Locate the string "naar" in the records below. Copy every line where it occurs.

Material shown ▸
= = = =
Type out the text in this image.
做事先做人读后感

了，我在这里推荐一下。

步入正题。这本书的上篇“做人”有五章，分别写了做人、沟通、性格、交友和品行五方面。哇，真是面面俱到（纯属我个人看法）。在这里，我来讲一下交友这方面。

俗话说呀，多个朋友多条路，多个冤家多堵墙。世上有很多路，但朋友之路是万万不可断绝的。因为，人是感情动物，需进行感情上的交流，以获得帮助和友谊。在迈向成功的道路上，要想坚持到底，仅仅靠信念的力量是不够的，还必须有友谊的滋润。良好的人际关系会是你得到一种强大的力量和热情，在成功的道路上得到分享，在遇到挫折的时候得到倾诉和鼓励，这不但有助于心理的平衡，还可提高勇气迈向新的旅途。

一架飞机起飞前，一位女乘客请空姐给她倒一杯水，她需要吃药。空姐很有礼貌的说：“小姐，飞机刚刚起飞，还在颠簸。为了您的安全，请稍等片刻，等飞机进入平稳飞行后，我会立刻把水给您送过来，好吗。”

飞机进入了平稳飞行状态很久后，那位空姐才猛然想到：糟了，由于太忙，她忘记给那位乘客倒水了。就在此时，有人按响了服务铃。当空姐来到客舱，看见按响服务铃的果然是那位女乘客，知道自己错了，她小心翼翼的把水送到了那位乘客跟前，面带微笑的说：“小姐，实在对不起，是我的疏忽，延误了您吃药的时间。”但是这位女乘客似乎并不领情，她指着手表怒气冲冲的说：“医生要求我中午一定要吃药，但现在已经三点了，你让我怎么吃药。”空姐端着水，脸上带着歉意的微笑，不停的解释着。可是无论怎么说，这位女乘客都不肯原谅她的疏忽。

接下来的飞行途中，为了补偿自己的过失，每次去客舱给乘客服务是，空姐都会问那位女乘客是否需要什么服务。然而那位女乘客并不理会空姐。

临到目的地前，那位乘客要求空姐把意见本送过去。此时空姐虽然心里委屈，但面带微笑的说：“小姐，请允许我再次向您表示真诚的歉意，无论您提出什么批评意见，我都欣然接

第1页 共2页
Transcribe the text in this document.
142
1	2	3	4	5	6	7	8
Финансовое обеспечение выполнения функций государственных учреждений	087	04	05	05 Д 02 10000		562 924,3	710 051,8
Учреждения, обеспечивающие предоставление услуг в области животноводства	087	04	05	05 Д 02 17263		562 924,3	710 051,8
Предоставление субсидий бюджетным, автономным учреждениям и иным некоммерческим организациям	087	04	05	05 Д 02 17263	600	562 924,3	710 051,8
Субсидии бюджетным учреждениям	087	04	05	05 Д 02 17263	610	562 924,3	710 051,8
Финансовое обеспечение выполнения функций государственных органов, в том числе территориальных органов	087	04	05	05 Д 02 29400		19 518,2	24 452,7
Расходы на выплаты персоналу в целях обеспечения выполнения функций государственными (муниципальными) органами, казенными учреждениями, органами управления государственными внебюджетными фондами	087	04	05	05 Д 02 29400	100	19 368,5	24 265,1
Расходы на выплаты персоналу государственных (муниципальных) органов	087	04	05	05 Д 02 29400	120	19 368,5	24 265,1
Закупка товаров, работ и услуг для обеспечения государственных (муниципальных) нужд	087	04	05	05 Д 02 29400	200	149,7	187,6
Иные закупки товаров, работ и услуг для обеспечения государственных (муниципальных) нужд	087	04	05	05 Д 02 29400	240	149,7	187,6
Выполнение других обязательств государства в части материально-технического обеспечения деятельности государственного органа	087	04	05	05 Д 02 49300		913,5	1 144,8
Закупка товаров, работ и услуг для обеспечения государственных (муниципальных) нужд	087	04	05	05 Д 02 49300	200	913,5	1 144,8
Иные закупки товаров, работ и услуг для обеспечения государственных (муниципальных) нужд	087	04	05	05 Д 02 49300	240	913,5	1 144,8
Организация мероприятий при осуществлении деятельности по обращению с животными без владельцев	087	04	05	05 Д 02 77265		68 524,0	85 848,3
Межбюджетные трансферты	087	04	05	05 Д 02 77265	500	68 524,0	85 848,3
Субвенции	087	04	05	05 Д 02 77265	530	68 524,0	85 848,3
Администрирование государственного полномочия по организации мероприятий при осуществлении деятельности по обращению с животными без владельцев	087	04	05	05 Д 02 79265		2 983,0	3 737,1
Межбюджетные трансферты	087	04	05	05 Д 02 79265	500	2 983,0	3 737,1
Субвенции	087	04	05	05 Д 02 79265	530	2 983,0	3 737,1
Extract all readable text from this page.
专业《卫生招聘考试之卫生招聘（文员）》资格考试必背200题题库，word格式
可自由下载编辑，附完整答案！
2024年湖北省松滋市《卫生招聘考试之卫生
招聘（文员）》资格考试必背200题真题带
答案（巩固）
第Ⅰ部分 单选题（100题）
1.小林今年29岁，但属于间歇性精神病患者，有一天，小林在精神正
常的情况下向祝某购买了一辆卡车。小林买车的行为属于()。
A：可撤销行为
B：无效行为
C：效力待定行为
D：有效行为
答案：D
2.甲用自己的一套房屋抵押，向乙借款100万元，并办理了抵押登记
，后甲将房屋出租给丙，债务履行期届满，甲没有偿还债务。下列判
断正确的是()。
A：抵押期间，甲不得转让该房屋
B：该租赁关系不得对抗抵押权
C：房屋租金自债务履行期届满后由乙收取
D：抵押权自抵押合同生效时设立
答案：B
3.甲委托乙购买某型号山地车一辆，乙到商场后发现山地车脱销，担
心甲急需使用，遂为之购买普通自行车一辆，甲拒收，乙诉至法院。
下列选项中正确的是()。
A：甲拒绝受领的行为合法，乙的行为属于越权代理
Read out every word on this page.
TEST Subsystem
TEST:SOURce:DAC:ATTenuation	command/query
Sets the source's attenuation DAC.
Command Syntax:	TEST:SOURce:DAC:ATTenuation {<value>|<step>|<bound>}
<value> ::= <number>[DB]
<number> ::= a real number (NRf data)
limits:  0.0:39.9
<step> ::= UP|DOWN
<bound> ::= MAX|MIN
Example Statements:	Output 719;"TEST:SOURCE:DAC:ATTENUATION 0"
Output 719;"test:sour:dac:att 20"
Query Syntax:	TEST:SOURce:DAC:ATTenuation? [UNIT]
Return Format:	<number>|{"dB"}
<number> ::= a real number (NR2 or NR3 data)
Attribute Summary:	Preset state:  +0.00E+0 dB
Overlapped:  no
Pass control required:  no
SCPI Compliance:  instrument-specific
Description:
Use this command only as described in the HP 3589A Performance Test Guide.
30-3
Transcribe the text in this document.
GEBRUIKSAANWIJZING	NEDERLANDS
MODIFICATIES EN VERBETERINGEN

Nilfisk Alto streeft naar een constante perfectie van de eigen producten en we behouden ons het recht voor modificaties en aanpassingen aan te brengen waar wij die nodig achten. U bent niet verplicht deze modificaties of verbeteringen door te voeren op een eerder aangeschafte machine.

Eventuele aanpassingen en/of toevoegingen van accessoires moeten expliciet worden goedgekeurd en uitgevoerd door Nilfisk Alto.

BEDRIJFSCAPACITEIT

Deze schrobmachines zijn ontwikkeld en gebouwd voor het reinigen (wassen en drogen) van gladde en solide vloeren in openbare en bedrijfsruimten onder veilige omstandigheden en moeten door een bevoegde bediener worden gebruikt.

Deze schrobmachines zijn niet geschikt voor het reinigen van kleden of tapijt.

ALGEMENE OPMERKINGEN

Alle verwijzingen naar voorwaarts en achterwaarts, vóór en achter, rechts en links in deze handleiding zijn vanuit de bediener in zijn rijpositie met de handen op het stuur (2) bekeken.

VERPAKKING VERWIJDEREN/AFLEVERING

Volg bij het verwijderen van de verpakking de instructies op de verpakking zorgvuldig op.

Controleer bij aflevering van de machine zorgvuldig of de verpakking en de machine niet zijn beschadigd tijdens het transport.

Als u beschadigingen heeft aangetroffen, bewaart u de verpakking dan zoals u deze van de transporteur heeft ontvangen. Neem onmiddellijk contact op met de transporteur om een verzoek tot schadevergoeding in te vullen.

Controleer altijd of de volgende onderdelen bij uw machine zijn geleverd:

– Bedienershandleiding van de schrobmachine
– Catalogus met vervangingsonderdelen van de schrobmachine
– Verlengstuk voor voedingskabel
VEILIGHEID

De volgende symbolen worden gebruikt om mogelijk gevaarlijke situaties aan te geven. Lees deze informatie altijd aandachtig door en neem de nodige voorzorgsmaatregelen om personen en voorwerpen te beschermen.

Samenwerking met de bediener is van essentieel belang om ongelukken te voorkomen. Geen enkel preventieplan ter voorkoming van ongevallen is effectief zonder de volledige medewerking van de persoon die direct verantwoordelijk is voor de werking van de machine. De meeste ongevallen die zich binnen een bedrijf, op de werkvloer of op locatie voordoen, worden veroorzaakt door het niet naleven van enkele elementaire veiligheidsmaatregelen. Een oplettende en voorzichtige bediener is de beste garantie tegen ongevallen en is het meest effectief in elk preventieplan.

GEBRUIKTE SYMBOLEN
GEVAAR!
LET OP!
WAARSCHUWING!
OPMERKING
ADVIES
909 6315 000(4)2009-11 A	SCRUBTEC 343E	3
= = = =
Answer ▸
Nilfisk Alto streeft naar een constante perfectie van de eigen producten en we behouden ons het recht voor modificaties en aanpassingen aan te brengen waar wij die nodig achten. U bent niet verplicht deze modificaties of verbeteringen door te voeren op een eerder aangeschafte machine.
Alle verwijzingen naar voorwaarts en achterwaarts, vóór en achter, rechts en links in deze handleiding zijn vanuit de bediener in zijn rijpositie met de handen op het stuur (2) bekeken.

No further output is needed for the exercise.